Dataset rows about figures:

....................

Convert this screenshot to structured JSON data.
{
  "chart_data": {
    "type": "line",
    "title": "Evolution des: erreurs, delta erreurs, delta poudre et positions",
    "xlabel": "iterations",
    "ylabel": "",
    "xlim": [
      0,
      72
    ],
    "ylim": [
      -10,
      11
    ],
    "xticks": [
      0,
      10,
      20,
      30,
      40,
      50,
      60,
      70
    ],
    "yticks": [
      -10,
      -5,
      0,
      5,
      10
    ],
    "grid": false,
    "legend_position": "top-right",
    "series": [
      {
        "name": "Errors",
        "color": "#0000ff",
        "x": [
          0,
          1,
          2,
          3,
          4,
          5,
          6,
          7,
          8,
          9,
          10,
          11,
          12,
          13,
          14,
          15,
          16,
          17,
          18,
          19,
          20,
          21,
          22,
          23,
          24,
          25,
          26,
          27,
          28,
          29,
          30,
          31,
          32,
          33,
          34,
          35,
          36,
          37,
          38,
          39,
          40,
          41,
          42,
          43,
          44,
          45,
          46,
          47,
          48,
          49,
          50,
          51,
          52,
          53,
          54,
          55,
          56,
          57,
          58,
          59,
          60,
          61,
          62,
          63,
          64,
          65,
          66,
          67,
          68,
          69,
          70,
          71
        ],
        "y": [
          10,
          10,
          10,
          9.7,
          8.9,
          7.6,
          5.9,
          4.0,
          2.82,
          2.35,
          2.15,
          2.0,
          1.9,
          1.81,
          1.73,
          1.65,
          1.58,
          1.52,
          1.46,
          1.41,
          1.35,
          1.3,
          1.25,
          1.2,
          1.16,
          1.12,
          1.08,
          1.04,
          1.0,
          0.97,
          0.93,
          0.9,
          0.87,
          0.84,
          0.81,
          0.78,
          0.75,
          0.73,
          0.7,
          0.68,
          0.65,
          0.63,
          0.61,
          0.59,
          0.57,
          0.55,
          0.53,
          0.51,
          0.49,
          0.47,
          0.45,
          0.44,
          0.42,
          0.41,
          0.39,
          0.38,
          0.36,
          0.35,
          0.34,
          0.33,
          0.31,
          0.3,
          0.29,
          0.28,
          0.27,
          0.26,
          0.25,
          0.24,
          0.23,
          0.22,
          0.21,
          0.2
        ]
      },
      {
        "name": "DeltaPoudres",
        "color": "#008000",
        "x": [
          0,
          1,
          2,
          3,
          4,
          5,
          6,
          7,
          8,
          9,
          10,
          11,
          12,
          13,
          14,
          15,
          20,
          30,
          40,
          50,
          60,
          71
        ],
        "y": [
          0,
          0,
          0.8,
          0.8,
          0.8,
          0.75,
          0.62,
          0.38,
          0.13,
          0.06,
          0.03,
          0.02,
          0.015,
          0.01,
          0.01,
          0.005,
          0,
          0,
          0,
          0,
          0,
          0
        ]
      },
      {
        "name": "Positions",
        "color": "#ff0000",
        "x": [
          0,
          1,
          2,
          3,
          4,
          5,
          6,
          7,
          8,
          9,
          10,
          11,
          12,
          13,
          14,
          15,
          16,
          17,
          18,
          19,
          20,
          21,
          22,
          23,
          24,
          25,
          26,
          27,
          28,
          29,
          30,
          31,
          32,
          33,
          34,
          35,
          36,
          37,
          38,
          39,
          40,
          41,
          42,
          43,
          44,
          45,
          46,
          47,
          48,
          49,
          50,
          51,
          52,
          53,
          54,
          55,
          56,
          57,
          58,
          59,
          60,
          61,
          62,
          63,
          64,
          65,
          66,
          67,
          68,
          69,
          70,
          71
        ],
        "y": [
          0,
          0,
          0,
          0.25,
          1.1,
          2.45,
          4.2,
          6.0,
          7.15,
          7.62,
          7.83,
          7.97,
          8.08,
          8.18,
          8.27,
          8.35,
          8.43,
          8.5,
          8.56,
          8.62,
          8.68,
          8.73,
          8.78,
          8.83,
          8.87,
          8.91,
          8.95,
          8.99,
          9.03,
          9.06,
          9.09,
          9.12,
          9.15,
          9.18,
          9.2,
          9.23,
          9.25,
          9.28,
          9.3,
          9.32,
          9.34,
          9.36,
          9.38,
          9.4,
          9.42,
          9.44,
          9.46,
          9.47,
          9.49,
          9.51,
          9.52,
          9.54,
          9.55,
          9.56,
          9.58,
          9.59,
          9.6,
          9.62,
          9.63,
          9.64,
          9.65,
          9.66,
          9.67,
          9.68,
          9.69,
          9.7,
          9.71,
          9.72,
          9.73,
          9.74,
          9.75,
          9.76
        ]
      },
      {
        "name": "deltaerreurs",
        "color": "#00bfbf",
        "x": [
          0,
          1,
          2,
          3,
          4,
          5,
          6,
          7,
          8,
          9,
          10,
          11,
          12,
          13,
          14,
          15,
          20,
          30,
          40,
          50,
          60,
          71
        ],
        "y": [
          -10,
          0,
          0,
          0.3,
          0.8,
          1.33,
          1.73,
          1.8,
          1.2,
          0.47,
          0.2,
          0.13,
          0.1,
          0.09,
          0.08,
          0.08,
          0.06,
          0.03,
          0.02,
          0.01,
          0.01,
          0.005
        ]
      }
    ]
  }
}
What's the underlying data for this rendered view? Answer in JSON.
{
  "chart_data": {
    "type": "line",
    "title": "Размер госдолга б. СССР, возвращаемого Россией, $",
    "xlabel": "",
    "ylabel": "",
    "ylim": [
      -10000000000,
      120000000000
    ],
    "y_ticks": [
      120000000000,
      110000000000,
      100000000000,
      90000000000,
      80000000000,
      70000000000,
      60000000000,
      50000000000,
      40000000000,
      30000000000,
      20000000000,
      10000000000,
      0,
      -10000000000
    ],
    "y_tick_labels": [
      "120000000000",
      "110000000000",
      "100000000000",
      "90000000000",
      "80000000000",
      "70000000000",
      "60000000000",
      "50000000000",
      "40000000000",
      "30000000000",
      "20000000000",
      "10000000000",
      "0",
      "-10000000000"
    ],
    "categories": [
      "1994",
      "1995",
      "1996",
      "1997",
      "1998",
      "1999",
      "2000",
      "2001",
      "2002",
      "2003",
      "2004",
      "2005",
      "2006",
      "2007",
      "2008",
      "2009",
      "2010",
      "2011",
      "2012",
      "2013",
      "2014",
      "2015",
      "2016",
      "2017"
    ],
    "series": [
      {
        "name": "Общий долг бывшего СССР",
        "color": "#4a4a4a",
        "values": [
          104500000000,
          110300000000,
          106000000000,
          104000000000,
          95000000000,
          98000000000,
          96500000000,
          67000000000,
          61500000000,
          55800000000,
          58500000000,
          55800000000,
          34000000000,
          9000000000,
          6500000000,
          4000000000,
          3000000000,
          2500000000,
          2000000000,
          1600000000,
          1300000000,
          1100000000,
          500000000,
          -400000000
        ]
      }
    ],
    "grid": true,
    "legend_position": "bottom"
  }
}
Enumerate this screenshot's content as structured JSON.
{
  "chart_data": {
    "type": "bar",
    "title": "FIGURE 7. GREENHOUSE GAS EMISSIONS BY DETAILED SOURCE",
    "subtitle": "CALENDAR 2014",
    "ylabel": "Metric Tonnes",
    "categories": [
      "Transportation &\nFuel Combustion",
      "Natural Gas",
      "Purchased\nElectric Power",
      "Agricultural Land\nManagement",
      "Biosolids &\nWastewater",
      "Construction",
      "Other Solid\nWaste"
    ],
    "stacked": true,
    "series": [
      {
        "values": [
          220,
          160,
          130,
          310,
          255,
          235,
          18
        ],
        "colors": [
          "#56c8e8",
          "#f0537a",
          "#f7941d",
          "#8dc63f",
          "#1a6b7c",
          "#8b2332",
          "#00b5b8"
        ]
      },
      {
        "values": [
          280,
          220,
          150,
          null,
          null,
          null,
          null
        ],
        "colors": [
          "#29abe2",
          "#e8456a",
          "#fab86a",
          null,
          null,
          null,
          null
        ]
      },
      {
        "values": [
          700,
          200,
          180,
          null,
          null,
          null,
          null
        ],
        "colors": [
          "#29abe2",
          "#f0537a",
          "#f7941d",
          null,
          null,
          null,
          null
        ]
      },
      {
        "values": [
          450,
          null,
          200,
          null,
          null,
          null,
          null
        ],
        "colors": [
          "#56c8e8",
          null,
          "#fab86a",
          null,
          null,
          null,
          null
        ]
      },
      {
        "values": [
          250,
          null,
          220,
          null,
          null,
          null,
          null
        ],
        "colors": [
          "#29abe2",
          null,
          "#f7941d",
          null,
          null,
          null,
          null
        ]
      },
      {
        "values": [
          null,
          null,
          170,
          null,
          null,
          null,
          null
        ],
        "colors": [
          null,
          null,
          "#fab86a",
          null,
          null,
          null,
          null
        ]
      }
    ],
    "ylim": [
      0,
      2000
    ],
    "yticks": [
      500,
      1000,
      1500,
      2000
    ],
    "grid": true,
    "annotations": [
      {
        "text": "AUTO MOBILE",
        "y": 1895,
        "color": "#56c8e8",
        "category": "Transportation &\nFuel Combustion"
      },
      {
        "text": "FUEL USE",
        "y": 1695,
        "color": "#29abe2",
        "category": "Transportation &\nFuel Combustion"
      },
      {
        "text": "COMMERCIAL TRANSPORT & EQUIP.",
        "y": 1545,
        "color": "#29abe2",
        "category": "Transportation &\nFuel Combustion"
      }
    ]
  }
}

....................

● Exercise prompt
Provide the number of lines in these entries that hold the word "screenshot", without any accompanying text.

● Task solution
2